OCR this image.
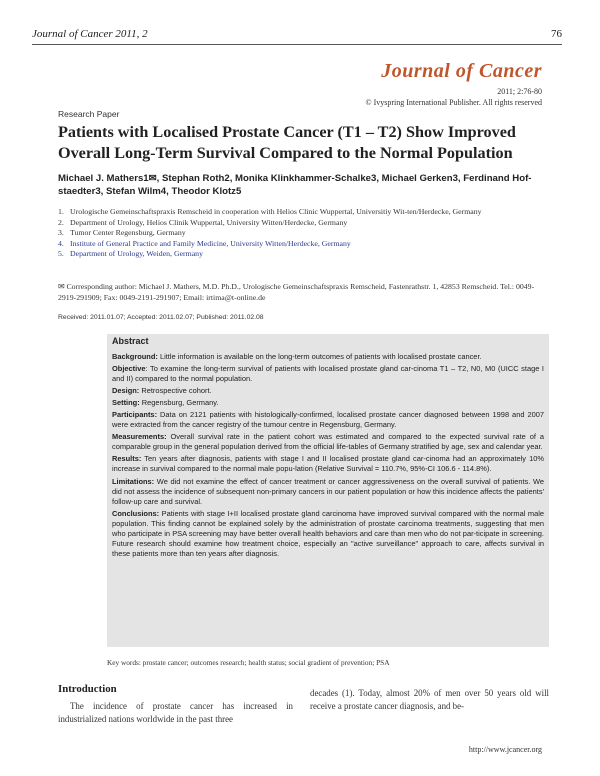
Journal of Cancer 2011, 2	76
Journal of Cancer
2011; 2:76-80
© Ivyspring International Publisher. All rights reserved
Research Paper
Patients with Localised Prostate Cancer (T1 – T2) Show Improved Overall Long-Term Survival Compared to the Normal Population
Michael J. Mathers1✉, Stephan Roth2, Monika Klinkhammer-Schalke3, Michael Gerken3, Ferdinand Hof-staedter3, Stefan Wilm4, Theodor Klotz5
1. Urologische Gemeinschaftspraxis Remscheid in cooperation with Helios Clinic Wuppertal, Universitiy Wit-ten/Herdecke, Germany
2. Department of Urology, Helios Clinik Wuppertal, University Witten/Herdecke, Germany
3. Tumor Center Regensburg, Germany
4. Institute of General Practice and Family Medicine, University Witten/Herdecke, Germany
5. Department of Urology, Weiden, Germany
✉ Corresponding author: Michael J. Mathers, M.D. Ph.D., Urologische Gemeinschaftspraxis Remscheid, Fastenrathstr. 1, 42853 Remscheid. Tel.: 0049-2919-291909; Fax: 0049-2191-291907; Email: irtima@t-online.de
Received: 2011.01.07; Accepted: 2011.02.07; Published: 2011.02.08
Abstract

Background: Little information is available on the long-term outcomes of patients with localised prostate cancer.

Objective: To examine the long-term survival of patients with localised prostate gland car-cinoma T1 – T2, N0, M0 (UICC stage I and II) compared to the normal population.

Design: Retrospective cohort.

Setting: Regensburg, Germany.

Participants: Data on 2121 patients with histologically-confirmed, localised prostate cancer diagnosed between 1998 and 2007 were extracted from the cancer registry of the tumour centre in Regensburg, Germany.

Measurements: Overall survival rate in the patient cohort was estimated and compared to the expected survival rate of a comparable group in the general population derived from the official life-tables of Germany stratified by age, sex and calendar year.

Results: Ten years after diagnosis, patients with stage I and II localised prostate gland car-cinoma had an approximately 10% increase in survival compared to the normal male popu-lation (Relative Survival = 110.7%, 95%-CI 106.6 - 114.8%).

Limitations: We did not examine the effect of cancer treatment or cancer aggressiveness on the overall survival of patients. We did not assess the incidence of subsequent non-primary cancers in our patient population or how this incidence affects the patients' follow-up care and survival.

Conclusions: Patients with stage I+II localised prostate gland carcinoma have improved survival compared with the normal male population. This finding cannot be explained solely by the administration of prostate carcinoma treatments, suggesting that men who participate in PSA screening may have better overall health behaviors and care than men who do not par-ticipate in screening. Future research should examine how treatment choice, especially an "active surveillance" approach to care, affects survival in these patients more than ten years after diagnosis.

Key words: prostate cancer; outcomes research; health status; social gradient of prevention; PSA
Introduction
The incidence of prostate cancer has increased in industrialized nations worldwide in the past three
decades (1). Today, almost 20% of men over 50 years old will receive a prostate cancer diagnosis, and be-
http://www.jcancer.org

----

* _EXERCISE PROMPT_: Repeat the records above word for word. Pictures stay out of the copy.

* _RESULT OF THIS EXERCISE_:
OCR this image.
Journal of Cancer 2011, 2	76
Journal of Cancer
2011; 2:76-80
© Ivyspring International Publisher. All rights reserved
Research Paper
Patients with Localised Prostate Cancer (T1 – T2) Show Improved Overall Long-Term Survival Compared to the Normal Population
Michael J. Mathers1✉, Stephan Roth2, Monika Klinkhammer-Schalke3, Michael Gerken3, Ferdinand Hof-staedter3, Stefan Wilm4, Theodor Klotz5
1. Urologische Gemeinschaftspraxis Remscheid in cooperation with Helios Clinic Wuppertal, Universitiy Wit-ten/Herdecke, Germany
2. Department of Urology, Helios Clinik Wuppertal, University Witten/Herdecke, Germany
3. Tumor Center Regensburg, Germany
4. Institute of General Practice and Family Medicine, University Witten/Herdecke, Germany
5. Department of Urology, Weiden, Germany
✉ Corresponding author: Michael J. Mathers, M.D. Ph.D., Urologische Gemeinschaftspraxis Remscheid, Fastenrathstr. 1, 42853 Remscheid. Tel.: 0049-2919-291909; Fax: 0049-2191-291907; Email: irtima@t-online.de
Received: 2011.01.07; Accepted: 2011.02.07; Published: 2011.02.08
Abstract

Background: Little information is available on the long-term outcomes of patients with localised prostate cancer.

Objective: To examine the long-term survival of patients with localised prostate gland car-cinoma T1 – T2, N0, M0 (UICC stage I and II) compared to the normal population.

Design: Retrospective cohort.

Setting: Regensburg, Germany.

Participants: Data on 2121 patients with histologically-confirmed, localised prostate cancer diagnosed between 1998 and 2007 were extracted from the cancer registry of the tumour centre in Regensburg, Germany.

Measurements: Overall survival rate in the patient cohort was estimated and compared to the expected survival rate of a comparable group in the general population derived from the official life-tables of Germany stratified by age, sex and calendar year.

Results: Ten years after diagnosis, patients with stage I and II localised prostate gland car-cinoma had an approximately 10% increase in survival compared to the normal male popu-lation (Relative Survival = 110.7%, 95%-CI 106.6 - 114.8%).

Limitations: We did not examine the effect of cancer treatment or cancer aggressiveness on the overall survival of patients. We did not assess the incidence of subsequent non-primary cancers in our patient population or how this incidence affects the patients' follow-up care and survival.

Conclusions: Patients with stage I+II localised prostate gland carcinoma have improved survival compared with the normal male population. This finding cannot be explained solely by the administration of prostate carcinoma treatments, suggesting that men who participate in PSA screening may have better overall health behaviors and care than men who do not par-ticipate in screening. Future research should examine how treatment choice, especially an "active surveillance" approach to care, affects survival in these patients more than ten years after diagnosis.

Key words: prostate cancer; outcomes research; health status; social gradient of prevention; PSA
Introduction
The incidence of prostate cancer has increased in industrialized nations worldwide in the past three
decades (1). Today, almost 20% of men over 50 years old will receive a prostate cancer diagnosis, and be-
http://www.jcancer.org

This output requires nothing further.